- **Your objective**:
Take every line where the string "panel" appears and copy it.

[Dataset entries on figures]
================================
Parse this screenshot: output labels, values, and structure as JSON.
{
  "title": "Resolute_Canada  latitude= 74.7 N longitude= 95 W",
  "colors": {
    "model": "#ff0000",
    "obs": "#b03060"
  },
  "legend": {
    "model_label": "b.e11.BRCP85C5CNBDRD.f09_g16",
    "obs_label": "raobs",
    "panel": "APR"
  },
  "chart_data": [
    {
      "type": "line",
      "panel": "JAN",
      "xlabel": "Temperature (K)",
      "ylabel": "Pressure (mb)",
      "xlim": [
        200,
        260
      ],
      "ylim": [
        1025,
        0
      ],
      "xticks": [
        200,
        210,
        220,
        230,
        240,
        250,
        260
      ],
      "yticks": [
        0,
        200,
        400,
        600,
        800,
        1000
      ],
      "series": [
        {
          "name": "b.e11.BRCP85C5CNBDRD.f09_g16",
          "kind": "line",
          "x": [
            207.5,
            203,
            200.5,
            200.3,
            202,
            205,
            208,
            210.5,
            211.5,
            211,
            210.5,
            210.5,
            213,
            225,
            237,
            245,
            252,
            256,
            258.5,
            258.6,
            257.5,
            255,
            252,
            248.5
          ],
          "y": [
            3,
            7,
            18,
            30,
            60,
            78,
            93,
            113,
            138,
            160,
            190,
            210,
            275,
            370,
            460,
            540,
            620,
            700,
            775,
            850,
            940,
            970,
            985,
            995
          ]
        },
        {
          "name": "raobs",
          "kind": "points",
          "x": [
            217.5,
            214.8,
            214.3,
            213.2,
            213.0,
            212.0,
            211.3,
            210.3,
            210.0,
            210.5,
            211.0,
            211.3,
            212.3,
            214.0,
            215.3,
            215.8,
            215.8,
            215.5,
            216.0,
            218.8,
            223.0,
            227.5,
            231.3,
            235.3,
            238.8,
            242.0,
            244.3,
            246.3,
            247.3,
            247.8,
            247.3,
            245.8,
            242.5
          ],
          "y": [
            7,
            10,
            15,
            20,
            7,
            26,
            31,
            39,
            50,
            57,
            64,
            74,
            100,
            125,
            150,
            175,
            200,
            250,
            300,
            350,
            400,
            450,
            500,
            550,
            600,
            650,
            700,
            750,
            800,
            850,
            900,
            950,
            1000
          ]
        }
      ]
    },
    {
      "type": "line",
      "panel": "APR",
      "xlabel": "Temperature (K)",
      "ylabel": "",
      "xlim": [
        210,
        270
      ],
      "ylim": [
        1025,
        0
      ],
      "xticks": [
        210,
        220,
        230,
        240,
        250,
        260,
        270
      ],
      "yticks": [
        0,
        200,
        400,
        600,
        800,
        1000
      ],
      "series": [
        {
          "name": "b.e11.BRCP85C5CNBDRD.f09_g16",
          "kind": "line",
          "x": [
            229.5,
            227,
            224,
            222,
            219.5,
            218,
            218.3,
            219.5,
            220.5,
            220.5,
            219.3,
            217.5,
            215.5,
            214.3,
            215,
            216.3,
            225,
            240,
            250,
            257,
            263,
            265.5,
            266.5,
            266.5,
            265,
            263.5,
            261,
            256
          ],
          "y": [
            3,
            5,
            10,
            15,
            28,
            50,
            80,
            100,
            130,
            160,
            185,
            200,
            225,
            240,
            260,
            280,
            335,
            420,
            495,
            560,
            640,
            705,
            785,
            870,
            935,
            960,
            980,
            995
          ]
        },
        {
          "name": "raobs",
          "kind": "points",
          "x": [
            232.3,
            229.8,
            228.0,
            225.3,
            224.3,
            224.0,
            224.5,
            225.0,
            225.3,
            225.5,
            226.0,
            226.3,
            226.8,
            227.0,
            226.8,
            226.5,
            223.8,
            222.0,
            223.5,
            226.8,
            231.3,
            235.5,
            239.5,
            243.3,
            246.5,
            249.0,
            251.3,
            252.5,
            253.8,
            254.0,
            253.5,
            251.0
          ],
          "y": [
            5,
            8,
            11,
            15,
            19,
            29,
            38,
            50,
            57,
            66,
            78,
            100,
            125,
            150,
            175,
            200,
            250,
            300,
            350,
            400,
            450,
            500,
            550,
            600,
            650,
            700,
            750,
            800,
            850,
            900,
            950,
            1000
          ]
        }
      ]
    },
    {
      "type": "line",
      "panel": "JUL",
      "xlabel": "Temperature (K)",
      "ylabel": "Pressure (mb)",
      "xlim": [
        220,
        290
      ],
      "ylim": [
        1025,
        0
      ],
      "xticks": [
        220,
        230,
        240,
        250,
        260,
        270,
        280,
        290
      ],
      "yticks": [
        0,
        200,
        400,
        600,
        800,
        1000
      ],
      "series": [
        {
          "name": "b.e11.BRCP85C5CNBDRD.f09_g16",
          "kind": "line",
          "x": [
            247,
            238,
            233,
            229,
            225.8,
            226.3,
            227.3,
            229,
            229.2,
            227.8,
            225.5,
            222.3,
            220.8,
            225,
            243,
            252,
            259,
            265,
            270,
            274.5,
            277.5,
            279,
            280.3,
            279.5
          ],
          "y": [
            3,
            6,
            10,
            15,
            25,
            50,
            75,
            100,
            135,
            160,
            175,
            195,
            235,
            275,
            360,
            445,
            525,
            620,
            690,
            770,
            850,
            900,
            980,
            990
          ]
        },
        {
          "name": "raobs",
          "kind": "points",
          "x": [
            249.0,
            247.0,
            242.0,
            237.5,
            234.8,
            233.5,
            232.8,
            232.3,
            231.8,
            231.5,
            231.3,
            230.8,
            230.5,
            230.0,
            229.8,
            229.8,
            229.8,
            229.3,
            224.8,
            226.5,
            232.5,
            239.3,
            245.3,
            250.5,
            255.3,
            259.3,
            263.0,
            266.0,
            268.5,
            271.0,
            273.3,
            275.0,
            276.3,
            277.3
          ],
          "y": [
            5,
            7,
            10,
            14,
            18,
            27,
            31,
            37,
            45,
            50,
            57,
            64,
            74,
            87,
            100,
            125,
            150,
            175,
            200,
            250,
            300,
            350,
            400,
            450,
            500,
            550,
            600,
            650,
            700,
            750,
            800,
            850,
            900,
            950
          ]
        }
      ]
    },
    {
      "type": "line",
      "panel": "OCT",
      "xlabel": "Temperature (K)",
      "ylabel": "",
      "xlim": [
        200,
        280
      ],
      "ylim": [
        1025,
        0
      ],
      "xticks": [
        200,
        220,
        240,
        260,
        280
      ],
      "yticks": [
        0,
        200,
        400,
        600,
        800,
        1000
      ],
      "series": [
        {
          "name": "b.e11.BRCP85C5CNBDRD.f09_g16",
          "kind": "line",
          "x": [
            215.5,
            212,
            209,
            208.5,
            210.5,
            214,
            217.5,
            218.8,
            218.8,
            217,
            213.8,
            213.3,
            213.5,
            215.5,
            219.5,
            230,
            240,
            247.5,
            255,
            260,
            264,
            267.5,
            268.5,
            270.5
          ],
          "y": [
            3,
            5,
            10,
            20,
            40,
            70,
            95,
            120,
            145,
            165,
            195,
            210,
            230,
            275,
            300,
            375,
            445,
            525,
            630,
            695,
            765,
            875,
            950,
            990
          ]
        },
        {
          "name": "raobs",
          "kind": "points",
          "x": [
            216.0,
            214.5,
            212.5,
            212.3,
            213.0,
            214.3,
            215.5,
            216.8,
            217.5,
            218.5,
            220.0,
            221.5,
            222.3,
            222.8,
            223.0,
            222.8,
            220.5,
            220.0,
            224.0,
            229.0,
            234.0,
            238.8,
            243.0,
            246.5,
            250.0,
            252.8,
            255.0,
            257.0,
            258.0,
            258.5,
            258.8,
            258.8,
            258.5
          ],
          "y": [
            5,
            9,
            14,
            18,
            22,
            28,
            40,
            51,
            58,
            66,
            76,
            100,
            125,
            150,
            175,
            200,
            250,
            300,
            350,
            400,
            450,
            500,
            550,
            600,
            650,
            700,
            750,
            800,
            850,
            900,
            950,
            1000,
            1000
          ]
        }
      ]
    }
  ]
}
================================
- **The output**:
    "panel": "APR"
      "panel": "JAN",
      "panel": "APR",
      "panel": "JUL",
      "panel": "OCT",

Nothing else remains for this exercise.